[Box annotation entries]
•••••
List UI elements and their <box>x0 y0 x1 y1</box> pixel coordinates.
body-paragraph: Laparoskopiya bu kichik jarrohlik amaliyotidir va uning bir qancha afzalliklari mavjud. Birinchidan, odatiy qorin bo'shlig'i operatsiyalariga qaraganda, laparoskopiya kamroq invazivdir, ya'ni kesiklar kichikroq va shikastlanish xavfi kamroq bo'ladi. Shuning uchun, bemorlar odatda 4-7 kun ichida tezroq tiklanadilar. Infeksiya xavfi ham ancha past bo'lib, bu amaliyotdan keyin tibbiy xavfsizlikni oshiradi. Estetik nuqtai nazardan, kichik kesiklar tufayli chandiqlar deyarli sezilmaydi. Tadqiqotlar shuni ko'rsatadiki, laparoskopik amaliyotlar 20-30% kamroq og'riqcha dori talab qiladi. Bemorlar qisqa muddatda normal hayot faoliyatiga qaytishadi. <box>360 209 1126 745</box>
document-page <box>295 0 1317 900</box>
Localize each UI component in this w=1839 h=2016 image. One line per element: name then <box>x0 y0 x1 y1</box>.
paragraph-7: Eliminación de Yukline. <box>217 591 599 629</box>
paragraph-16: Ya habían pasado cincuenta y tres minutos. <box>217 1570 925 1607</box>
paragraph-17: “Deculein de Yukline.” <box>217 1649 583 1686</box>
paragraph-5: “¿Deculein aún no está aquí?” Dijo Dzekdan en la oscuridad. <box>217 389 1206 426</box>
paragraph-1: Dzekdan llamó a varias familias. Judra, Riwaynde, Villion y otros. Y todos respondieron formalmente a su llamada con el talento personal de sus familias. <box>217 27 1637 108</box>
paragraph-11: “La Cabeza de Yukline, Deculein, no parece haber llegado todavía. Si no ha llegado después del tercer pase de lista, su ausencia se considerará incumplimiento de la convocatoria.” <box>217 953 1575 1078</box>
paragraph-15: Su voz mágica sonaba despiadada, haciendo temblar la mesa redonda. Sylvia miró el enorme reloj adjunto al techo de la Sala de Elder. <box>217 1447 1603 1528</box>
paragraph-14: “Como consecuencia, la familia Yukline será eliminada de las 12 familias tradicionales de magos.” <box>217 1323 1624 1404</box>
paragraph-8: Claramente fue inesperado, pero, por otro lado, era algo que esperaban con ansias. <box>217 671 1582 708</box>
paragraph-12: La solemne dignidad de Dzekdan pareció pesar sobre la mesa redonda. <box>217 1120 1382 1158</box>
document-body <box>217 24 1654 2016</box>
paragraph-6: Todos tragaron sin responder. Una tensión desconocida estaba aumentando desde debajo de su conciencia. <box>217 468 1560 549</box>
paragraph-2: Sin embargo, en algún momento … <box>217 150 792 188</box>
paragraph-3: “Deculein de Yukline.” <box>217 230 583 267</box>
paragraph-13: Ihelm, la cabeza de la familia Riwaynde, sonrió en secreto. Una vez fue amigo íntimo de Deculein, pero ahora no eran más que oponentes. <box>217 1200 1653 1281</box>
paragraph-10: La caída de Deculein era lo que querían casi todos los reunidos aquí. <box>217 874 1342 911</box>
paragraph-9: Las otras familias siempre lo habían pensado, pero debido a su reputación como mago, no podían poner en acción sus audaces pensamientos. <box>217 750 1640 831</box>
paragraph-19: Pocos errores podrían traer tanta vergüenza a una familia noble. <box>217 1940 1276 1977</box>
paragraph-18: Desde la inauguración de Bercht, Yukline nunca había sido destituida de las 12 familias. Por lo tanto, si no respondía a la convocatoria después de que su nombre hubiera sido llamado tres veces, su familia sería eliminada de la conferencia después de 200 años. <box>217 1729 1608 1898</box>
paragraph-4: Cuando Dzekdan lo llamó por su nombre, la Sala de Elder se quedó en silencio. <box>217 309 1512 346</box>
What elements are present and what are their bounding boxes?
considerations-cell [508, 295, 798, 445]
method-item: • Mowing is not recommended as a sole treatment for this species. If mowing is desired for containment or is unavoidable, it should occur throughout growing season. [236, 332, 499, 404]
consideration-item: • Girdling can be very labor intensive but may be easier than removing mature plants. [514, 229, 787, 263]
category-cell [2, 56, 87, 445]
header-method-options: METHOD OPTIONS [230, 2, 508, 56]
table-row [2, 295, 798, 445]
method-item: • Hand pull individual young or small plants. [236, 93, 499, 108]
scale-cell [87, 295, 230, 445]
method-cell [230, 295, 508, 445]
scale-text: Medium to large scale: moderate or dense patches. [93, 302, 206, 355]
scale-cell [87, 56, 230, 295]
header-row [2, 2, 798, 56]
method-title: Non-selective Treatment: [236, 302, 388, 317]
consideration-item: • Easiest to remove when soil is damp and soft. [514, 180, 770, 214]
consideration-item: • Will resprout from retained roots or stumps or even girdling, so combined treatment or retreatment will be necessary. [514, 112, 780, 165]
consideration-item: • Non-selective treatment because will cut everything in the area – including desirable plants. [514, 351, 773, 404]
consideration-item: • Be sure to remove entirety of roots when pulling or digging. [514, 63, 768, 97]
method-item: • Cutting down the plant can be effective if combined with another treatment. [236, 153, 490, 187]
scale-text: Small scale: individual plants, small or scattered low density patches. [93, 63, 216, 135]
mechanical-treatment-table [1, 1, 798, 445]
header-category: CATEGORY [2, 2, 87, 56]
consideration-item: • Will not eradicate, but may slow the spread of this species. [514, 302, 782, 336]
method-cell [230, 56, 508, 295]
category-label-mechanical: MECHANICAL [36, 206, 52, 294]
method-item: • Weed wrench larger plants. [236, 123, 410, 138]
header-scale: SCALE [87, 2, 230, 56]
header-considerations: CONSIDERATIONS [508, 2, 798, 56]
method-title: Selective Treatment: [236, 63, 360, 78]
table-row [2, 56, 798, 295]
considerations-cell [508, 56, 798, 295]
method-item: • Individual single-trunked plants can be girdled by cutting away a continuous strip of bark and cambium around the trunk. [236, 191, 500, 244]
•••••
Instructions to follow. Format every line of the entries above as a Markdown table with the columns "Row" and "Line", numbering the rows and leaving out blank lines.

Task answer.
| Row | Line |
|---|---|
| 1 | List UI elements and their <box>x0 y0 x1 y1</box> pixel coordinates. |
| 2 | body-paragraph: Laparoskopiya bu kichik jarrohlik amaliyotidir va uning bir qancha afzalliklari mavjud. Birinchidan, odatiy qorin bo'shlig'i operatsiyalariga qaraganda, laparoskopiya kamroq invazivdir, ya'ni kesiklar kichikroq va shikastlanish xavfi kamroq bo'ladi. Shuning uchun, bemorlar odatda 4-7 kun ichida tezroq tiklanadilar. Infeksiya xavfi ham ancha past bo'lib, bu amaliyotdan keyin tibbiy xavfsizlikni oshiradi. Estetik nuqtai nazardan, kichik kesiklar tufayli chandiqlar deyarli sezilmaydi. Tadqiqotlar shuni ko'rsatadiki, laparoskopik amaliyotlar 20-30% kamroq og'riqcha dori talab qiladi. Bemorlar qisqa muddatda normal hayot faoliyatiga qaytishadi. <box>360 209 1126 745</box> |
| 3 | document-page <box>295 0 1317 900</box> |
| 4 | Localize each UI component in this w=1839 h=2016 image. One line per element: name then <box>x0 y0 x1 y1</box>. |
| 5 | paragraph-7: Eliminación de Yukline. <box>217 591 599 629</box> |
| 6 | paragraph-16: Ya habían pasado cincuenta y tres minutos. <box>217 1570 925 1607</box> |
| 7 | paragraph-17: “Deculein de Yukline.” <box>217 1649 583 1686</box> |
| 8 | paragraph-5: “¿Deculein aún no está aquí?” Dijo Dzekdan en la oscuridad. <box>217 389 1206 426</box> |
| 9 | paragraph-1: Dzekdan llamó a varias familias. Judra, Riwaynde, Villion y otros. Y todos respondieron formalmente a su llamada con el talento personal de sus familias. <box>217 27 1637 108</box> |
| 10 | paragraph-11: “La Cabeza de Yukline, Deculein, no parece haber llegado todavía. Si no ha llegado después del tercer pase de lista, su ausencia se considerará incumplimiento de la convocatoria.” <box>217 953 1575 1078</box> |
| 11 | paragraph-15: Su voz mágica sonaba despiadada, haciendo temblar la mesa redonda. Sylvia miró el enorme reloj adjunto al techo de la Sala de Elder. <box>217 1447 1603 1528</box> |
| 12 | paragraph-14: “Como consecuencia, la familia Yukline será eliminada de las 12 familias tradicionales de magos.” <box>217 1323 1624 1404</box> |
| 13 | paragraph-8: Claramente fue inesperado, pero, por otro lado, era algo que esperaban con ansias. <box>217 671 1582 708</box> |
| 14 | paragraph-12: La solemne dignidad de Dzekdan pareció pesar sobre la mesa redonda. <box>217 1120 1382 1158</box> |
| 15 | document-body <box>217 24 1654 2016</box> |
| 16 | paragraph-6: Todos tragaron sin responder. Una tensión desconocida estaba aumentando desde debajo de su conciencia. <box>217 468 1560 549</box> |
| 17 | paragraph-2: Sin embargo, en algún momento … <box>217 150 792 188</box> |
| 18 | paragraph-3: “Deculein de Yukline.” <box>217 230 583 267</box> |
| 19 | paragraph-13: Ihelm, la cabeza de la familia Riwaynde, sonrió en secreto. Una vez fue amigo íntimo de Deculein, pero ahora no eran más que oponentes. <box>217 1200 1653 1281</box> |
| 20 | paragraph-10: La caída de Deculein era lo que querían casi todos los reunidos aquí. <box>217 874 1342 911</box> |
| 21 | paragraph-9: Las otras familias siempre lo habían pensado, pero debido a su reputación como mago, no podían poner en acción sus audaces pensamientos. <box>217 750 1640 831</box> |
| 22 | paragraph-19: Pocos errores podrían traer tanta vergüenza a una familia noble. <box>217 1940 1276 1977</box> |
| 23 | paragraph-18: Desde la inauguración de Bercht, Yukline nunca había sido destituida de las 12 familias. Por lo tanto, si no respondía a la convocatoria después de que su nombre hubiera sido llamado tres veces, su familia sería eliminada de la conferencia después de 200 años. <box>217 1729 1608 1898</box> |
| 24 | paragraph-4: Cuando Dzekdan lo llamó por su nombre, la Sala de Elder se quedó en silencio. <box>217 309 1512 346</box> |
| 25 | What elements are present and what are their bounding boxes? |
| 26 | considerations-cell [508, 295, 798, 445] |
| 27 | method-item: • Mowing is not recommended as a sole treatment for this species. If mowing is desired for containment or is unavoidable, it should occur throughout growing season. [236, 332, 499, 404] |
| 28 | consideration-item: • Girdling can be very labor intensive but may be easier than removing mature plants. [514, 229, 787, 263] |
| 29 | category-cell [2, 56, 87, 445] |
| 30 | header-method-options: METHOD OPTIONS [230, 2, 508, 56] |
| 31 | table-row [2, 295, 798, 445] |
| 32 | method-item: • Hand pull individual young or small plants. [236, 93, 499, 108] |
| 33 | scale-cell [87, 295, 230, 445] |
| 34 | method-cell [230, 295, 508, 445] |
| 35 | scale-text: Medium to large scale: moderate or dense patches. [93, 302, 206, 355] |
| 36 | scale-cell [87, 56, 230, 295] |
| 37 | header-row [2, 2, 798, 56] |
| 38 | method-title: Non-selective Treatment: [236, 302, 388, 317] |
| 39 | consideration-item: • Easiest to remove when soil is damp and soft. [514, 180, 770, 214] |
| 40 | consideration-item: • Will resprout from retained roots or stumps or even girdling, so combined treatment or retreatment will be necessary. [514, 112, 780, 165] |
| 41 | consideration-item: • Non-selective treatment because will cut everything in the area – including desirable plants. [514, 351, 773, 404] |
| 42 | consideration-item: • Be sure to remove entirety of roots when pulling or digging. [514, 63, 768, 97] |
| 43 | method-item: • Cutting down the plant can be effective if combined with another treatment. [236, 153, 490, 187] |
| 44 | scale-text: Small scale: individual plants, small or scattered low density patches. [93, 63, 216, 135] |
| 45 | mechanical-treatment-table [1, 1, 798, 445] |
| 46 | header-category: CATEGORY [2, 2, 87, 56] |
| 47 | consideration-item: • Will not eradicate, but may slow the spread of this species. [514, 302, 782, 336] |
| 48 | method-cell [230, 56, 508, 295] |
| 49 | category-label-mechanical: MECHANICAL [36, 206, 52, 294] |
| 50 | method-item: • Weed wrench larger plants. [236, 123, 410, 138] |
| 51 | header-scale: SCALE [87, 2, 230, 56] |
| 52 | header-considerations: CONSIDERATIONS [508, 2, 798, 56] |
| 53 | method-title: Selective Treatment: [236, 63, 360, 78] |
| 54 | table-row [2, 56, 798, 295] |
| 55 | considerations-cell [508, 56, 798, 295] |
| 56 | method-item: • Individual single-trunked plants can be girdled by cutting away a continuous strip of bark and cambium around the trunk. [236, 191, 500, 244] |